> [What you need to do]:
- A) According to the excerpt on UC admissions, why is listing "team captain" without a detailed explanation a missed opportunity? Answer in one to three sentences.
- B) Reproduce the passage of the excerpt on UC admissions that begins at the words "I do not work" and stops after "matter what’s happen.", swapping "Brazil" for "Portugal".

Guarantee nothing happens behind the scene? They shared the same UC system and applicants profile.
I hear this over and over at UC info sessions. They don’t know what you don’t include. One example was “captain of the soccer team.” You know what you did as captain at your school but they don’t. Some captains run practices, motivate teammates and assist the coach. Some function similar to a “team parent” - sending out emails and organizing team social events. For others it is mostly a position of honor. Some are selected by their coach. Some are voted in by their peers. Listing “team captain” without a detailed explanation is a missed opportunity to share what you’ve done.
I do not work in admissions, so I all can do is post the information. I like to believe that what is being said is true.
I understand and totally agreed. We have a lot of kids that are very qualified here and the population are very big. But sometimes at age of 17 they don’t understand that. As I said I am very happy and proud for the schools that he is admitted already. For me, he stay at SJSU that is less than 10 miles from our home. I believe that for CS you need to be good and the top school does not matter that much. Me and my husband came from a small town in Brazil (most of the people never heard about it) and both work for a top company here at Silicon Valley. But he has his own dreams and really want to stay in South California and not be able to stay there made he thinks he is not good enough. As parent the only thing I can do is support him and be there no matter what’s happen.

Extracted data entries
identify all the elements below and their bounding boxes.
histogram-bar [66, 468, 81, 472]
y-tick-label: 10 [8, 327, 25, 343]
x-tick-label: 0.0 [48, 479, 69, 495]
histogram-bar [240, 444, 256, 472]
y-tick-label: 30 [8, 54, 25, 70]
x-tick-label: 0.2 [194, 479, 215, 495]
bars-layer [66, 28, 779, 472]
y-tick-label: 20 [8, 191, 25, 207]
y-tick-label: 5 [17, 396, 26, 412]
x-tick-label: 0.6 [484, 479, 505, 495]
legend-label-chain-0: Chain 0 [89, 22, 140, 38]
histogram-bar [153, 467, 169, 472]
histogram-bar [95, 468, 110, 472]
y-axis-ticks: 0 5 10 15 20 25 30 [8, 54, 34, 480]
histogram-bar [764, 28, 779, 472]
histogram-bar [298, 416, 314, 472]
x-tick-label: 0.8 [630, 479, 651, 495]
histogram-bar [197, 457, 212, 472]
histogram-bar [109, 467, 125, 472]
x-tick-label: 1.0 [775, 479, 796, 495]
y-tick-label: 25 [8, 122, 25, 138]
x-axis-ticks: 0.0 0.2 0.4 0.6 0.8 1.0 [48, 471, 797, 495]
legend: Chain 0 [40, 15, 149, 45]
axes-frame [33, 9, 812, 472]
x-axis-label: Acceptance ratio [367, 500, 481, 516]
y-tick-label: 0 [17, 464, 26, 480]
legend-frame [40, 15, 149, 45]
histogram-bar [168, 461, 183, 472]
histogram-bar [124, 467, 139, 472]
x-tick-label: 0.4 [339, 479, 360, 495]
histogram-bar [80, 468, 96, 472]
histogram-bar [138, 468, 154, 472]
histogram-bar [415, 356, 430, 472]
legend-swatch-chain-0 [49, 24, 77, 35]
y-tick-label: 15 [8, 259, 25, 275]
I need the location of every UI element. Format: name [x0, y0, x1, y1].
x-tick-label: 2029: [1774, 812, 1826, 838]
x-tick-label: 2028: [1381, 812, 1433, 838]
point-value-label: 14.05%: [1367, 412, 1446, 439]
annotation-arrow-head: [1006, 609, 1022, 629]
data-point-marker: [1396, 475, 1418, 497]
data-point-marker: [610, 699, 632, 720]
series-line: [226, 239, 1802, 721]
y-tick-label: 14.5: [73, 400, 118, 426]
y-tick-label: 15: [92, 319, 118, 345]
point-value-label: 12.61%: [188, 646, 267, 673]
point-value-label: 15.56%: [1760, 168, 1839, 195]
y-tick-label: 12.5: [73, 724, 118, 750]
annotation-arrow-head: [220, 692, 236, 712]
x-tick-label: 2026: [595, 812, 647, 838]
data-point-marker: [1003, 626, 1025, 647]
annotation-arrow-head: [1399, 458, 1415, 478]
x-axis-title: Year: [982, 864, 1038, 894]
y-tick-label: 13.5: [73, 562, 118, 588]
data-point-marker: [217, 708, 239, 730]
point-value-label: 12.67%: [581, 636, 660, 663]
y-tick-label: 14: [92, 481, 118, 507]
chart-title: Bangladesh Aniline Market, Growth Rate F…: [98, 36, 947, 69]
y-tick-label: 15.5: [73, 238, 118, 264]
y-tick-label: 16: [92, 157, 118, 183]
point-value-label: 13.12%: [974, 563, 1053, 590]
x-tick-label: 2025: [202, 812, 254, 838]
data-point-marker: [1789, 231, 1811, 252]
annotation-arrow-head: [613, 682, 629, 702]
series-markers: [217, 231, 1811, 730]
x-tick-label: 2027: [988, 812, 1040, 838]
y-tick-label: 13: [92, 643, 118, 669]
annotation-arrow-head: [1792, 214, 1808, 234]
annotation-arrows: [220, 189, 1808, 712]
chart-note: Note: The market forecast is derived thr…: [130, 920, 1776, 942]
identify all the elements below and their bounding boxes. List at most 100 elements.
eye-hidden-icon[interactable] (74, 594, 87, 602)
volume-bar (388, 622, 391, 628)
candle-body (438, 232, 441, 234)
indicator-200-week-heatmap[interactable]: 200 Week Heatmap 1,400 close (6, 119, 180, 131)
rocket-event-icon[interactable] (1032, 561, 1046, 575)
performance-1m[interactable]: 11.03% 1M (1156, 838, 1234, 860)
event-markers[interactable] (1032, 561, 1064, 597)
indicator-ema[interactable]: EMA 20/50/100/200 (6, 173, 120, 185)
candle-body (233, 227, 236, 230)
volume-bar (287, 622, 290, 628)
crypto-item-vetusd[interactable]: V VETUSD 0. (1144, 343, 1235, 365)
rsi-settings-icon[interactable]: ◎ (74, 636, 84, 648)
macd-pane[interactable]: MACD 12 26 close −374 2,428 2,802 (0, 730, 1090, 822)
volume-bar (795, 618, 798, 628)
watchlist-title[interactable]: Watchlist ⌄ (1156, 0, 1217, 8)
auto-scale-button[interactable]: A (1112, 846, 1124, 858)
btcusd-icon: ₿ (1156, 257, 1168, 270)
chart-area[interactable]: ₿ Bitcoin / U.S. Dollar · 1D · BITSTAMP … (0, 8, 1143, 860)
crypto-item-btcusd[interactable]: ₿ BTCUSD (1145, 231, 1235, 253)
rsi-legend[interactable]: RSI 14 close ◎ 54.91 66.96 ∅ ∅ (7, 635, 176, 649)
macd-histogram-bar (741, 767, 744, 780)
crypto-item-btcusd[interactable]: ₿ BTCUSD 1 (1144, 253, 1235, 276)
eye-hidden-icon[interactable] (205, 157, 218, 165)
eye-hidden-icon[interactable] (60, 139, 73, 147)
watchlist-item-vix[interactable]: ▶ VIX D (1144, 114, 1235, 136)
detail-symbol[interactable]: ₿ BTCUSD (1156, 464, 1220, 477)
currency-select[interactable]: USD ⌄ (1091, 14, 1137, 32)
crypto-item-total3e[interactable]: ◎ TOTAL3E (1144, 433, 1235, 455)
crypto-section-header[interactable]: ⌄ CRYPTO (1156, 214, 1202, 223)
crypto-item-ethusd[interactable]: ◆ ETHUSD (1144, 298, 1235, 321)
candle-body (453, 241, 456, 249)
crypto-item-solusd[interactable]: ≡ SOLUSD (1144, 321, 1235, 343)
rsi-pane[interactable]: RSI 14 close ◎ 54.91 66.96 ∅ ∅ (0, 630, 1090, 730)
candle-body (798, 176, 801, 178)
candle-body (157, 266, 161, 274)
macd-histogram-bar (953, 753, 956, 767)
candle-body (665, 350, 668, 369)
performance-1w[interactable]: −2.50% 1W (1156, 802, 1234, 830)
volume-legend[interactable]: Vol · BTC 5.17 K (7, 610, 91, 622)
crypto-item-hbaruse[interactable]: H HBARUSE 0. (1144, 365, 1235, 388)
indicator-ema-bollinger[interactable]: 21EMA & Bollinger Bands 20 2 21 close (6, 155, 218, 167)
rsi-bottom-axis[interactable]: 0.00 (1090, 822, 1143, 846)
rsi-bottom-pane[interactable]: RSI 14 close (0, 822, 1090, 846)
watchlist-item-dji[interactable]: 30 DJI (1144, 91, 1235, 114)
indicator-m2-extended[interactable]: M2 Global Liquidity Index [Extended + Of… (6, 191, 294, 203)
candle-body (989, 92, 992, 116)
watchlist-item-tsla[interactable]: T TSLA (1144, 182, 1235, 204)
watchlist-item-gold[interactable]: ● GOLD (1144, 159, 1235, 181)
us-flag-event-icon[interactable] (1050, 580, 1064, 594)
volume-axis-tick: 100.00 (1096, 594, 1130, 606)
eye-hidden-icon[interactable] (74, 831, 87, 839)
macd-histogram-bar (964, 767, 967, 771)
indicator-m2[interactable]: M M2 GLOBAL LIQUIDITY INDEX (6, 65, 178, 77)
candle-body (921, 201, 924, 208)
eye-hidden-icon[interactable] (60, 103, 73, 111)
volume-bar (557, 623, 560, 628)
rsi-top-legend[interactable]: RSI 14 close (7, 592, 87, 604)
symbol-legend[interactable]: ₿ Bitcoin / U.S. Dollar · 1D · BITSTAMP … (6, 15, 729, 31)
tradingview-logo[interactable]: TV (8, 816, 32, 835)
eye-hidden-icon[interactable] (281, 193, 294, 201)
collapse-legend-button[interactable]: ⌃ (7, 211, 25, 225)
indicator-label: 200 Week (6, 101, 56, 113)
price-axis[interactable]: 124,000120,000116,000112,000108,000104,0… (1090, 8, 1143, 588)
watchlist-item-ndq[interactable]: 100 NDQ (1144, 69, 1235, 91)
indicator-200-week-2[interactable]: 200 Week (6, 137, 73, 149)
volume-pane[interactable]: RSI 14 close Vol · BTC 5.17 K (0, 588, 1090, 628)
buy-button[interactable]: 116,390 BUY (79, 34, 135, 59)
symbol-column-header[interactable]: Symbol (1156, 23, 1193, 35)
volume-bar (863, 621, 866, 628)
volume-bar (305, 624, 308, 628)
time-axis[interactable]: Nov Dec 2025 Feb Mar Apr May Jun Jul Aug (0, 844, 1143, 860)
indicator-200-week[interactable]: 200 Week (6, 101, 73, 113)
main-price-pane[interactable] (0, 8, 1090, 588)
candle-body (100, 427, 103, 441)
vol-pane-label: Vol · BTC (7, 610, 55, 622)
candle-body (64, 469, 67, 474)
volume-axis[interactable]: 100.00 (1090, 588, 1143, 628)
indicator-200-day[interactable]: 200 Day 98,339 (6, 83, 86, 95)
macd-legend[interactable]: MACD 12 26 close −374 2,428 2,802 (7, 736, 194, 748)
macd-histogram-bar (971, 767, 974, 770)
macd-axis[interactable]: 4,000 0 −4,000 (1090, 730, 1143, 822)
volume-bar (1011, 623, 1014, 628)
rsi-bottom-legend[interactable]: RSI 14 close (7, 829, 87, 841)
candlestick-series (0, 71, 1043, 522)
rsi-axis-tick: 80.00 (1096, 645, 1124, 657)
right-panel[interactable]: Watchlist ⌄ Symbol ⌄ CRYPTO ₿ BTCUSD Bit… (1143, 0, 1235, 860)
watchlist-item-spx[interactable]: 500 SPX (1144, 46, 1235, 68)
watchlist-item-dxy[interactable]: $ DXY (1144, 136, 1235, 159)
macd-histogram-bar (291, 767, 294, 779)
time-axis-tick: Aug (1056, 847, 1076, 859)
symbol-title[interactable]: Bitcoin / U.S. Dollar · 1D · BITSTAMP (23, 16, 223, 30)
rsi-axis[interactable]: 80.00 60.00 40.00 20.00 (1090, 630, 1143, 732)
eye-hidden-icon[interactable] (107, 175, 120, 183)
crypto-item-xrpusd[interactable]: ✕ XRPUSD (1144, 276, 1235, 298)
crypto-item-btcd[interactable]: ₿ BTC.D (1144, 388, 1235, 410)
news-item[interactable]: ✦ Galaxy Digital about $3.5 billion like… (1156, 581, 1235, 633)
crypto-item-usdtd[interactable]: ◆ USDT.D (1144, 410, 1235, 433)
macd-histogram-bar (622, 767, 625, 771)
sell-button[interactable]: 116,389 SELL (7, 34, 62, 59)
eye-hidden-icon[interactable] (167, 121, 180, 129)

> [Exercise answers]:
- A) Admissions readers do not know what you do not include, and the captain's role differs from school to school. Some captains run practices, motivate teammates and assist the coach, some act like a "team parent," and for others it is mostly a position of honor. Without an explanation, readers cannot tell what you actually did.

- B)
I do not work in admissions, so I all can do is post the information. I like to believe that what is being said is true.
I understand and totally agreed. We have a lot of kids that are very qualified here and the population are very big. But sometimes at age of 17 they don’t understand that. As I said I am very happy and proud for the schools that he is admitted already. For me, he stay at SJSU that is less than 10 miles from our home. I believe that for CS you need to be good and the top school does not matter that much. Me and my husband came from a small town in Portugal (most of the people never heard about it) and both work for a top company here at Silicon Valley. But he has his own dreams and really want to stay in South California and not be able to stay there made he thinks he is not good enough. As parent the only thing I can do is support him and be there no matter what’s happen.